[Data entries]
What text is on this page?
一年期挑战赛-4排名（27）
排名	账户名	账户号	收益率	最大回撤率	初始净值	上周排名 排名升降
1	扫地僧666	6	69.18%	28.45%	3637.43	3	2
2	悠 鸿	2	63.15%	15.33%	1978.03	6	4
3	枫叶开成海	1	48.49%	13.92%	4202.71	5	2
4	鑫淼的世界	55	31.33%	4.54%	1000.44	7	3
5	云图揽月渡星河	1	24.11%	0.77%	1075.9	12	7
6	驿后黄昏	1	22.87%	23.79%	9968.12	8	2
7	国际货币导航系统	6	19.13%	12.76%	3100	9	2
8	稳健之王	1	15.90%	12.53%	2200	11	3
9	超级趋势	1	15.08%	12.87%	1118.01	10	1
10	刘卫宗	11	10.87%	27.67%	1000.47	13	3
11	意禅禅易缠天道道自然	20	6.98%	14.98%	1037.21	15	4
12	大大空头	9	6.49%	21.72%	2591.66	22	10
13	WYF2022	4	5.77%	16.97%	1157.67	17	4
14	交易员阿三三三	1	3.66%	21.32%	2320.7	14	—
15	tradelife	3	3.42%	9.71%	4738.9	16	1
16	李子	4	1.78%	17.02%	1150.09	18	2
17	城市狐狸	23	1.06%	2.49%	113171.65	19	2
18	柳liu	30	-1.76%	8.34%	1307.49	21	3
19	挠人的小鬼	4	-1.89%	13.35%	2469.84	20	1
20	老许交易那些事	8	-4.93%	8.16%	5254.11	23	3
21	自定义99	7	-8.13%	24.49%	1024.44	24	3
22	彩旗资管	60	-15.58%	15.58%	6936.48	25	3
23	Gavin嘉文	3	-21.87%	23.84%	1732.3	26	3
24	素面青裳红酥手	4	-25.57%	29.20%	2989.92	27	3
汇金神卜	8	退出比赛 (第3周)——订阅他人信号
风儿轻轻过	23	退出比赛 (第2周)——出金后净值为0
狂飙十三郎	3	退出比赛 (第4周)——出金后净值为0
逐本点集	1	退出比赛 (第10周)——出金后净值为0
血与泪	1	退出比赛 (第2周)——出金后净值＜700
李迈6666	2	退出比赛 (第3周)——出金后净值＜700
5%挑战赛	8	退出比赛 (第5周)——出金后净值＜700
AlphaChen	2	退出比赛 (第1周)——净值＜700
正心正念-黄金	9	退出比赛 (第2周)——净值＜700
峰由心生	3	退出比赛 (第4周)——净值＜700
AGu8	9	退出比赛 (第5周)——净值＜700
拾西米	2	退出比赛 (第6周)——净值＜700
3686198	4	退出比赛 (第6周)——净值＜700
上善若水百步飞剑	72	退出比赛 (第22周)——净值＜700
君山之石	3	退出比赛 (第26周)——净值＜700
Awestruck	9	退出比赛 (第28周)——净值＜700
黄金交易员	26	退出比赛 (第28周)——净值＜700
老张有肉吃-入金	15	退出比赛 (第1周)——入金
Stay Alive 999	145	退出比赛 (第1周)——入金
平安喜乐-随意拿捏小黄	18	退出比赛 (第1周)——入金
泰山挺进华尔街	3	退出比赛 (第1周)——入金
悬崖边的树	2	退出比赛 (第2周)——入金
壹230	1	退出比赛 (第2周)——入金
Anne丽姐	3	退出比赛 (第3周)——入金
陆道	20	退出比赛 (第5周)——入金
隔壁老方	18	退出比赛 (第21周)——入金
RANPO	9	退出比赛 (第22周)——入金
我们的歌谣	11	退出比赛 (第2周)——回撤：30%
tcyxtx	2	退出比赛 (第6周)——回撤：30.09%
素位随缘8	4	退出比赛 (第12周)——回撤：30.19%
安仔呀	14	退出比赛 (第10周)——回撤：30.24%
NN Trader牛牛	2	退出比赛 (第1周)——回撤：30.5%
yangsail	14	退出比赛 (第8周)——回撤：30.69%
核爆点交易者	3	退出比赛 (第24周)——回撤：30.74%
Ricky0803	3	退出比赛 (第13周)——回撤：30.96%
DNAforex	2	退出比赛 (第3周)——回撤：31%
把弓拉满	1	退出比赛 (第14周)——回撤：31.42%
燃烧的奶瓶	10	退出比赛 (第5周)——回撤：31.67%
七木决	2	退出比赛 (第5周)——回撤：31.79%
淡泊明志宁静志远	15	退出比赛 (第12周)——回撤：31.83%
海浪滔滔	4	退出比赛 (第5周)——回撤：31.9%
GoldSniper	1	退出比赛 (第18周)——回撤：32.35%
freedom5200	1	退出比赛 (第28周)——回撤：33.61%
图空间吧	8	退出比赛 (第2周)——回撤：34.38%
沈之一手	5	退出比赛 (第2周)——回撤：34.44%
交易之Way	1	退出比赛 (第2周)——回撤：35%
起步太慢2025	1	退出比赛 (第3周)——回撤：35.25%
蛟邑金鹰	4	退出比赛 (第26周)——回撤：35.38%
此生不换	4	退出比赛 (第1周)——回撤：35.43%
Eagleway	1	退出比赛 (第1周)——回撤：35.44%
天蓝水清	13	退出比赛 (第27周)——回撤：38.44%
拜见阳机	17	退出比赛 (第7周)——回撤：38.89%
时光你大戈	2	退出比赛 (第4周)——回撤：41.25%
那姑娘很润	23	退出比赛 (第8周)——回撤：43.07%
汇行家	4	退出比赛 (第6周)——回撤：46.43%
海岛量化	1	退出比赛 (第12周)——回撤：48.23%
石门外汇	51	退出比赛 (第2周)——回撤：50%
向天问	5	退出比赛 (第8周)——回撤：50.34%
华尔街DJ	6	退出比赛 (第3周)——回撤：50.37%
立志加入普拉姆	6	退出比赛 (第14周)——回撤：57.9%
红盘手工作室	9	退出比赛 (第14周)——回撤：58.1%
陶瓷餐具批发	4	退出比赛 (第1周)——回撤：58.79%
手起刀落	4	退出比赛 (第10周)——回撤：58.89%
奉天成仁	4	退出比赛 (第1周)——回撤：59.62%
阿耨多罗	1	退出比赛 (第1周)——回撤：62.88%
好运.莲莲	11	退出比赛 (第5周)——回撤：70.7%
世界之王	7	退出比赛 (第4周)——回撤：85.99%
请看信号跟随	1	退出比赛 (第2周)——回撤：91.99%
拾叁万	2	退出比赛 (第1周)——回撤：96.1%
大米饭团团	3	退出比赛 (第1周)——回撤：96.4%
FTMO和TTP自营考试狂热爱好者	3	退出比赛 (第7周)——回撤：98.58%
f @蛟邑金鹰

[Exercise prompt]
The whole listing above needs to be written out again exactly.

[Solved exercise]
What text is on this page?
一年期挑战赛-4排名（27）
排名	账户名	账户号	收益率	最大回撤率	初始净值	上周排名 排名升降
1	扫地僧666	6	69.18%	28.45%	3637.43	3	2
2	悠 鸿	2	63.15%	15.33%	1978.03	6	4
3	枫叶开成海	1	48.49%	13.92%	4202.71	5	2
4	鑫淼的世界	55	31.33%	4.54%	1000.44	7	3
5	云图揽月渡星河	1	24.11%	0.77%	1075.9	12	7
6	驿后黄昏	1	22.87%	23.79%	9968.12	8	2
7	国际货币导航系统	6	19.13%	12.76%	3100	9	2
8	稳健之王	1	15.90%	12.53%	2200	11	3
9	超级趋势	1	15.08%	12.87%	1118.01	10	1
10	刘卫宗	11	10.87%	27.67%	1000.47	13	3
11	意禅禅易缠天道道自然	20	6.98%	14.98%	1037.21	15	4
12	大大空头	9	6.49%	21.72%	2591.66	22	10
13	WYF2022	4	5.77%	16.97%	1157.67	17	4
14	交易员阿三三三	1	3.66%	21.32%	2320.7	14	—
15	tradelife	3	3.42%	9.71%	4738.9	16	1
16	李子	4	1.78%	17.02%	1150.09	18	2
17	城市狐狸	23	1.06%	2.49%	113171.65	19	2
18	柳liu	30	-1.76%	8.34%	1307.49	21	3
19	挠人的小鬼	4	-1.89%	13.35%	2469.84	20	1
20	老许交易那些事	8	-4.93%	8.16%	5254.11	23	3
21	自定义99	7	-8.13%	24.49%	1024.44	24	3
22	彩旗资管	60	-15.58%	15.58%	6936.48	25	3
23	Gavin嘉文	3	-21.87%	23.84%	1732.3	26	3
24	素面青裳红酥手	4	-25.57%	29.20%	2989.92	27	3
汇金神卜	8	退出比赛 (第3周)——订阅他人信号
风儿轻轻过	23	退出比赛 (第2周)——出金后净值为0
狂飙十三郎	3	退出比赛 (第4周)——出金后净值为0
逐本点集	1	退出比赛 (第10周)——出金后净值为0
血与泪	1	退出比赛 (第2周)——出金后净值＜700
李迈6666	2	退出比赛 (第3周)——出金后净值＜700
5%挑战赛	8	退出比赛 (第5周)——出金后净值＜700
AlphaChen	2	退出比赛 (第1周)——净值＜700
正心正念-黄金	9	退出比赛 (第2周)——净值＜700
峰由心生	3	退出比赛 (第4周)——净值＜700
AGu8	9	退出比赛 (第5周)——净值＜700
拾西米	2	退出比赛 (第6周)——净值＜700
3686198	4	退出比赛 (第6周)——净值＜700
上善若水百步飞剑	72	退出比赛 (第22周)——净值＜700
君山之石	3	退出比赛 (第26周)——净值＜700
Awestruck	9	退出比赛 (第28周)——净值＜700
黄金交易员	26	退出比赛 (第28周)——净值＜700
老张有肉吃-入金	15	退出比赛 (第1周)——入金
Stay Alive 999	145	退出比赛 (第1周)——入金
平安喜乐-随意拿捏小黄	18	退出比赛 (第1周)——入金
泰山挺进华尔街	3	退出比赛 (第1周)——入金
悬崖边的树	2	退出比赛 (第2周)——入金
壹230	1	退出比赛 (第2周)——入金
Anne丽姐	3	退出比赛 (第3周)——入金
陆道	20	退出比赛 (第5周)——入金
隔壁老方	18	退出比赛 (第21周)——入金
RANPO	9	退出比赛 (第22周)——入金
我们的歌谣	11	退出比赛 (第2周)——回撤：30%
tcyxtx	2	退出比赛 (第6周)——回撤：30.09%
素位随缘8	4	退出比赛 (第12周)——回撤：30.19%
安仔呀	14	退出比赛 (第10周)——回撤：30.24%
NN Trader牛牛	2	退出比赛 (第1周)——回撤：30.5%
yangsail	14	退出比赛 (第8周)——回撤：30.69%
核爆点交易者	3	退出比赛 (第24周)——回撤：30.74%
Ricky0803	3	退出比赛 (第13周)——回撤：30.96%
DNAforex	2	退出比赛 (第3周)——回撤：31%
把弓拉满	1	退出比赛 (第14周)——回撤：31.42%
燃烧的奶瓶	10	退出比赛 (第5周)——回撤：31.67%
七木决	2	退出比赛 (第5周)——回撤：31.79%
淡泊明志宁静志远	15	退出比赛 (第12周)——回撤：31.83%
海浪滔滔	4	退出比赛 (第5周)——回撤：31.9%
GoldSniper	1	退出比赛 (第18周)——回撤：32.35%
freedom5200	1	退出比赛 (第28周)——回撤：33.61%
图空间吧	8	退出比赛 (第2周)——回撤：34.38%
沈之一手	5	退出比赛 (第2周)——回撤：34.44%
交易之Way	1	退出比赛 (第2周)——回撤：35%
起步太慢2025	1	退出比赛 (第3周)——回撤：35.25%
蛟邑金鹰	4	退出比赛 (第26周)——回撤：35.38%
此生不换	4	退出比赛 (第1周)——回撤：35.43%
Eagleway	1	退出比赛 (第1周)——回撤：35.44%
天蓝水清	13	退出比赛 (第27周)——回撤：38.44%
拜见阳机	17	退出比赛 (第7周)——回撤：38.89%
时光你大戈	2	退出比赛 (第4周)——回撤：41.25%
那姑娘很润	23	退出比赛 (第8周)——回撤：43.07%
汇行家	4	退出比赛 (第6周)——回撤：46.43%
海岛量化	1	退出比赛 (第12周)——回撤：48.23%
石门外汇	51	退出比赛 (第2周)——回撤：50%
向天问	5	退出比赛 (第8周)——回撤：50.34%
华尔街DJ	6	退出比赛 (第3周)——回撤：50.37%
立志加入普拉姆	6	退出比赛 (第14周)——回撤：57.9%
红盘手工作室	9	退出比赛 (第14周)——回撤：58.1%
陶瓷餐具批发	4	退出比赛 (第1周)——回撤：58.79%
手起刀落	4	退出比赛 (第10周)——回撤：58.89%
奉天成仁	4	退出比赛 (第1周)——回撤：59.62%
阿耨多罗	1	退出比赛 (第1周)——回撤：62.88%
好运.莲莲	11	退出比赛 (第5周)——回撤：70.7%
世界之王	7	退出比赛 (第4周)——回撤：85.99%
请看信号跟随	1	退出比赛 (第2周)——回撤：91.99%
拾叁万	2	退出比赛 (第1周)——回撤：96.1%
大米饭团团	3	退出比赛 (第1周)——回撤：96.4%
FTMO和TTP自营考试狂热爱好者	3	退出比赛 (第7周)——回撤：98.58%
f @蛟邑金鹰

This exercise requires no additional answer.